[GOAL]
Write down every entry below once more, exactly.

[SOURCE RECORDS]
▽

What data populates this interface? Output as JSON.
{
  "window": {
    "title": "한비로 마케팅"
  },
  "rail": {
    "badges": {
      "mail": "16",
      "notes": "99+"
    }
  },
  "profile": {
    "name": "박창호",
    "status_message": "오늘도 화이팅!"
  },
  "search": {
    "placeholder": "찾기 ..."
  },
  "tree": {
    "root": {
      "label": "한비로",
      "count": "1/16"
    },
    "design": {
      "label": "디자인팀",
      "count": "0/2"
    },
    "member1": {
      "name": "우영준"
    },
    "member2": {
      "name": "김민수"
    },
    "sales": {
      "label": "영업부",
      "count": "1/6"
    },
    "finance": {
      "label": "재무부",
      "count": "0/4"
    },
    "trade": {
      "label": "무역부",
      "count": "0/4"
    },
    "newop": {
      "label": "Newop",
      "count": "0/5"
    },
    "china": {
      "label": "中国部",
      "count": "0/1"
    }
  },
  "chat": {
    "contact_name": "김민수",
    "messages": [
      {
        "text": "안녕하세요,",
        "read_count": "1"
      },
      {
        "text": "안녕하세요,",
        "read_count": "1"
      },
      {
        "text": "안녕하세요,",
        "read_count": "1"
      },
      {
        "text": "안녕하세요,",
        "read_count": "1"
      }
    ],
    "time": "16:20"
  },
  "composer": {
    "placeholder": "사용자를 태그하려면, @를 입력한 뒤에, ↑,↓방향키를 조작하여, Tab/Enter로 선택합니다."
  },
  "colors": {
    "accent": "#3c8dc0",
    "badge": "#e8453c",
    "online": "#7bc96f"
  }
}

△

[RIGHT ANSWER]
What data populates this interface? Output as JSON.
{
  "window": {
    "title": "한비로 마케팅"
  },
  "rail": {
    "badges": {
      "mail": "16",
      "notes": "99+"
    }
  },
  "profile": {
    "name": "박창호",
    "status_message": "오늘도 화이팅!"
  },
  "search": {
    "placeholder": "찾기 ..."
  },
  "tree": {
    "root": {
      "label": "한비로",
      "count": "1/16"
    },
    "design": {
      "label": "디자인팀",
      "count": "0/2"
    },
    "member1": {
      "name": "우영준"
    },
    "member2": {
      "name": "김민수"
    },
    "sales": {
      "label": "영업부",
      "count": "1/6"
    },
    "finance": {
      "label": "재무부",
      "count": "0/4"
    },
    "trade": {
      "label": "무역부",
      "count": "0/4"
    },
    "newop": {
      "label": "Newop",
      "count": "0/5"
    },
    "china": {
      "label": "中国部",
      "count": "0/1"
    }
  },
  "chat": {
    "contact_name": "김민수",
    "messages": [
      {
        "text": "안녕하세요,",
        "read_count": "1"
      },
      {
        "text": "안녕하세요,",
        "read_count": "1"
      },
      {
        "text": "안녕하세요,",
        "read_count": "1"
      },
      {
        "text": "안녕하세요,",
        "read_count": "1"
      }
    ],
    "time": "16:20"
  },
  "composer": {
    "placeholder": "사용자를 태그하려면, @를 입력한 뒤에, ↑,↓방향키를 조작하여, Tab/Enter로 선택합니다."
  },
  "colors": {
    "accent": "#3c8dc0",
    "badge": "#e8453c",
    "online": "#7bc96f"
  }
}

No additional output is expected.